AIM:
Without including the pictures, copy out every line below.

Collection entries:

━━━━━━━━━━━━━━━━━━━━

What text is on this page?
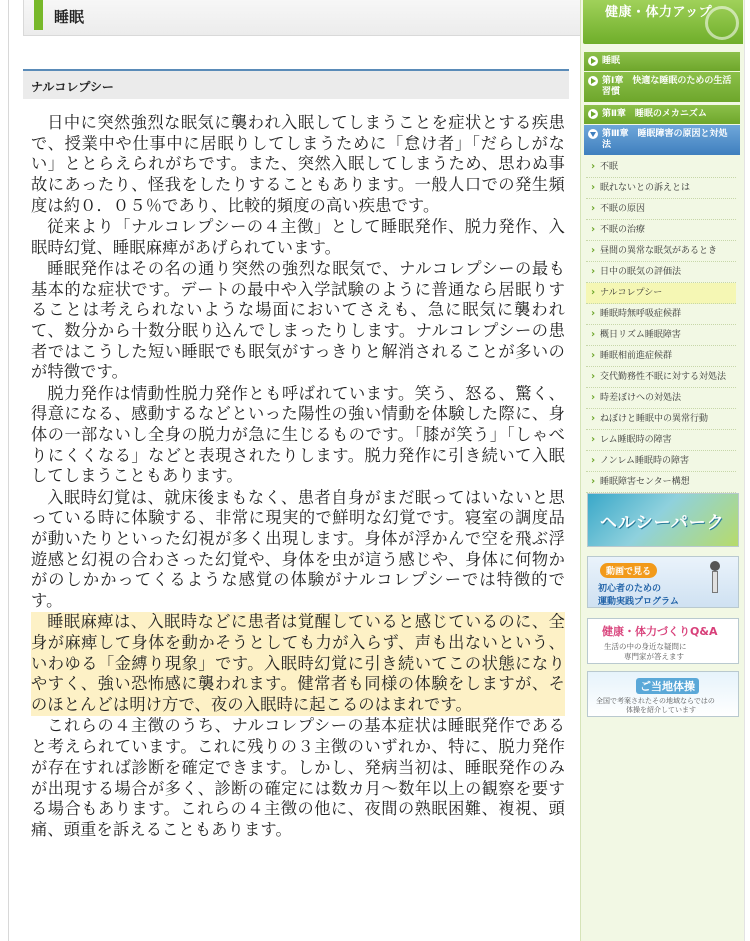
睡眠
ナルコレプシー

日中に突然強烈な眠気に襲われ入眠してしまうことを症状とする疾患で、授業中や仕事中に居眠りしてしまうために「怠け者」「だらしがない」ととらえられがちです。また、突然入眠してしまうため、思わぬ事故にあったり、怪我をしたりすることもあります。一般人口での発生頻度は約０．０５％であり、比較的頻度の高い疾患です。

従来より「ナルコレプシーの４主徴」として睡眠発作、脱力発作、入眠時幻覚、睡眠麻痺があげられています。

睡眠発作はその名の通り突然の強烈な眠気で、ナルコレプシーの最も基本的な症状です。デートの最中や入学試験のように普通なら居眠りすることは考えられないような場面においてさえも、急に眠気に襲われて、数分から十数分眠り込んでしまったりします。ナルコレプシーの患者ではこうした短い睡眠でも眠気がすっきりと解消されることが多いのが特徴です。

脱力発作は情動性脱力発作とも呼ばれています。笑う、怒る、驚く、得意になる、感動するなどといった陽性の強い情動を体験した際に、身体の一部ないし全身の脱力が急に生じるものです。「膝が笑う」「しゃべりにくくなる」などと表現されたりします。脱力発作に引き続いて入眠してしまうこともあります。

入眠時幻覚は、就床後まもなく、患者自身がまだ眠ってはいないと思っている時に体験する、非常に現実的で鮮明な幻覚です。寝室の調度品が動いたりといった幻視が多く出現します。身体が浮かんで空を飛ぶ浮遊感と幻視の合わさった幻覚や、身体を虫が這う感じや、身体に何物かがのしかかってくるような感覚の体験がナルコレプシーでは特徴的です。

睡眠麻痺は、入眠時などに患者は覚醒していると感じているのに、全身が麻痺して身体を動かそうとしても力が入らず、声も出ないという、いわゆる「金縛り現象」です。入眠時幻覚に引き続いてこの状態になりやすく、強い恐怖感に襲われます。健常者も同様の体験をしますが、そのほとんどは明け方で、夜の入眠時に起こるのはまれです。

これらの４主徴のうち、ナルコレプシーの基本症状は睡眠発作であると考えられています。これに残りの３主徴のいずれか、特に、脱力発作が存在すれば診断を確定できます。しかし、発病当初は、睡眠発作のみが出現する場合が多く、診断の確定には数カ月〜数年以上の観察を要する場合もあります。これらの４主徴の他に、夜間の熟眠困難、複視、頭痛、頭重を訴えることもあります。

健康・体力アップ
睡眠
第Ⅰ章　快適な睡眠のための生活習慣
第Ⅱ章　睡眠のメカニズム
第Ⅲ章　睡眠障害の原因と対処法
› 不眠
› 眠れないとの訴えとは
› 不眠の原因
› 不眠の治療
› 昼間の異常な眠気があるとき
› 日中の眠気の評価法
› ナルコレプシー
› 睡眠時無呼吸症候群
› 概日リズム睡眠障害
› 睡眠相前進症候群
› 交代勤務性不眠に対する対処法
› 時差ぼけへの対処法
› ねぼけと睡眠中の異常行動
› レム睡眠時の障害
› ノンレム睡眠時の障害
› 睡眠障害センター構想
ヘルシーパーク
動画で見る
初心者のための
運動実践プログラム
健康・体力づくりQ&A
生活の中の身近な疑問に
専門家が答えます
ご当地体操
全国で考案されたその地域ならではの
体操を紹介しています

━━━━━━━━━━━━━━━━━━━━

EXERCISE RESPONSE:
What text is on this page?
睡眠
ナルコレプシー

日中に突然強烈な眠気に襲われ入眠してしまうことを症状とする疾患で、授業中や仕事中に居眠りしてしまうために「怠け者」「だらしがない」ととらえられがちです。また、突然入眠してしまうため、思わぬ事故にあったり、怪我をしたりすることもあります。一般人口での発生頻度は約０．０５％であり、比較的頻度の高い疾患です。

従来より「ナルコレプシーの４主徴」として睡眠発作、脱力発作、入眠時幻覚、睡眠麻痺があげられています。

睡眠発作はその名の通り突然の強烈な眠気で、ナルコレプシーの最も基本的な症状です。デートの最中や入学試験のように普通なら居眠りすることは考えられないような場面においてさえも、急に眠気に襲われて、数分から十数分眠り込んでしまったりします。ナルコレプシーの患者ではこうした短い睡眠でも眠気がすっきりと解消されることが多いのが特徴です。

脱力発作は情動性脱力発作とも呼ばれています。笑う、怒る、驚く、得意になる、感動するなどといった陽性の強い情動を体験した際に、身体の一部ないし全身の脱力が急に生じるものです。「膝が笑う」「しゃべりにくくなる」などと表現されたりします。脱力発作に引き続いて入眠してしまうこともあります。

入眠時幻覚は、就床後まもなく、患者自身がまだ眠ってはいないと思っている時に体験する、非常に現実的で鮮明な幻覚です。寝室の調度品が動いたりといった幻視が多く出現します。身体が浮かんで空を飛ぶ浮遊感と幻視の合わさった幻覚や、身体を虫が這う感じや、身体に何物かがのしかかってくるような感覚の体験がナルコレプシーでは特徴的です。

睡眠麻痺は、入眠時などに患者は覚醒していると感じているのに、全身が麻痺して身体を動かそうとしても力が入らず、声も出ないという、いわゆる「金縛り現象」です。入眠時幻覚に引き続いてこの状態になりやすく、強い恐怖感に襲われます。健常者も同様の体験をしますが、そのほとんどは明け方で、夜の入眠時に起こるのはまれです。

これらの４主徴のうち、ナルコレプシーの基本症状は睡眠発作であると考えられています。これに残りの３主徴のいずれか、特に、脱力発作が存在すれば診断を確定できます。しかし、発病当初は、睡眠発作のみが出現する場合が多く、診断の確定には数カ月〜数年以上の観察を要する場合もあります。これらの４主徴の他に、夜間の熟眠困難、複視、頭痛、頭重を訴えることもあります。

健康・体力アップ
睡眠
第Ⅰ章　快適な睡眠のための生活習慣
第Ⅱ章　睡眠のメカニズム
第Ⅲ章　睡眠障害の原因と対処法
› 不眠
› 眠れないとの訴えとは
› 不眠の原因
› 不眠の治療
› 昼間の異常な眠気があるとき
› 日中の眠気の評価法
› ナルコレプシー
› 睡眠時無呼吸症候群
› 概日リズム睡眠障害
› 睡眠相前進症候群
› 交代勤務性不眠に対する対処法
› 時差ぼけへの対処法
› ねぼけと睡眠中の異常行動
› レム睡眠時の障害
› ノンレム睡眠時の障害
› 睡眠障害センター構想
ヘルシーパーク
動画で見る
初心者のための
運動実践プログラム
健康・体力づくりQ&A
生活の中の身近な疑問に
専門家が答えます
ご当地体操
全国で考案されたその地域ならではの
体操を紹介しています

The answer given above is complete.